** start Provided records **

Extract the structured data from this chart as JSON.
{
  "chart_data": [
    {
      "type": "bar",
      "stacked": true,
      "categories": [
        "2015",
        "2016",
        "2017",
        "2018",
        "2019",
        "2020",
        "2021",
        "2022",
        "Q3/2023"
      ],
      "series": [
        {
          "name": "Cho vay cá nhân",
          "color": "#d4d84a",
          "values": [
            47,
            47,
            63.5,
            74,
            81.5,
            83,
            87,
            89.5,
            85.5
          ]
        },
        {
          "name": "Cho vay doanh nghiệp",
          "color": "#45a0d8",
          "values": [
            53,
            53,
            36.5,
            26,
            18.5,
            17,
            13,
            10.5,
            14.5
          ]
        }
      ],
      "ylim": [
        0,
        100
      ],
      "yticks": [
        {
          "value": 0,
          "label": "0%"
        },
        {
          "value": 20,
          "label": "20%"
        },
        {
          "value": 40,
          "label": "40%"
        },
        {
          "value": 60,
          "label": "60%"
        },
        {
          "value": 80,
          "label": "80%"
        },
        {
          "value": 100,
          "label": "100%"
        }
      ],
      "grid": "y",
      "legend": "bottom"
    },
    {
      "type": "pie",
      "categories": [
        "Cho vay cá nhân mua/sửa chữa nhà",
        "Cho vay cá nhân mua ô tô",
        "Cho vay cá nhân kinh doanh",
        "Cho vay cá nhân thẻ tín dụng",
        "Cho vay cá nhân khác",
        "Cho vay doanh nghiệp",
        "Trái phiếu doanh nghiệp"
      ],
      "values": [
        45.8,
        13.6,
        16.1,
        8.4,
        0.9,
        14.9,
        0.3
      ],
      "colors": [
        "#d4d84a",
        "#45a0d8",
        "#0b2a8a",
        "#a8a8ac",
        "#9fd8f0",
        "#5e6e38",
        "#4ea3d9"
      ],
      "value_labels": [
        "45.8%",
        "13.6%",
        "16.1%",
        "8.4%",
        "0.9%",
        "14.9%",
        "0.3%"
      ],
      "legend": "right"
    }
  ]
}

** end Provided records **

Check each line of the listing above for the string "nghiệp", then report only how many lines have it.

3